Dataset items
[START]

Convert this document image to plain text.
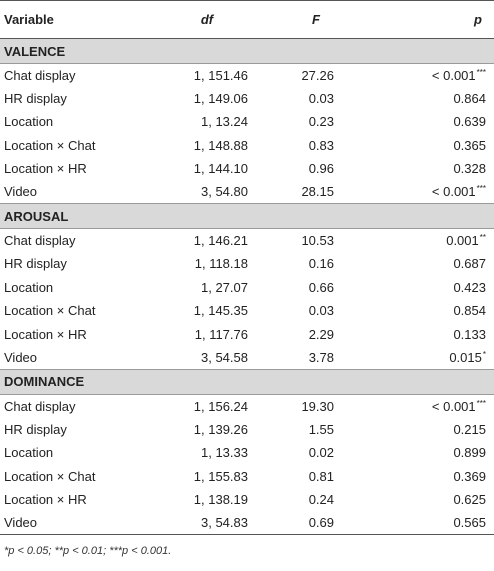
Variable	df	F	p
VALENCE			
Chat display	1, 151.46	27.26	< 0.001***
HR display	1, 149.06	0.03	0.864
Location	1, 13.24	0.23	0.639
Location × Chat	1, 148.88	0.83	0.365
Location × HR	1, 144.10	0.96	0.328
Video	3, 54.80	28.15	< 0.001***
AROUSAL			
Chat display	1, 146.21	10.53	0.001**
HR display	1, 118.18	0.16	0.687
Location	1, 27.07	0.66	0.423
Location × Chat	1, 145.35	0.03	0.854
Location × HR	1, 117.76	2.29	0.133
Video	3, 54.58	3.78	0.015*
DOMINANCE			
Chat display	1, 156.24	19.30	< 0.001***
HR display	1, 139.26	1.55	0.215
Location	1, 13.33	0.02	0.899
Location × Chat	1, 155.83	0.81	0.369
Location × HR	1, 138.19	0.24	0.625
Video	3, 54.83	0.69	0.565
*p < 0.05; **p < 0.01; ***p < 0.001.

[END]

- Exercise -
Return every line of the records exactly as given, pictures excluded.

- Problem solution -
Convert this document image to plain text.
Variable	df	F	p
VALENCE			
Chat display	1, 151.46	27.26	< 0.001***
HR display	1, 149.06	0.03	0.864
Location	1, 13.24	0.23	0.639
Location × Chat	1, 148.88	0.83	0.365
Location × HR	1, 144.10	0.96	0.328
Video	3, 54.80	28.15	< 0.001***
AROUSAL			
Chat display	1, 146.21	10.53	0.001**
HR display	1, 118.18	0.16	0.687
Location	1, 27.07	0.66	0.423
Location × Chat	1, 145.35	0.03	0.854
Location × HR	1, 117.76	2.29	0.133
Video	3, 54.58	3.78	0.015*
DOMINANCE			
Chat display	1, 156.24	19.30	< 0.001***
HR display	1, 139.26	1.55	0.215
Location	1, 13.33	0.02	0.899
Location × Chat	1, 155.83	0.81	0.369
Location × HR	1, 138.19	0.24	0.625
Video	3, 54.83	0.69	0.565
*p < 0.05; **p < 0.01; ***p < 0.001.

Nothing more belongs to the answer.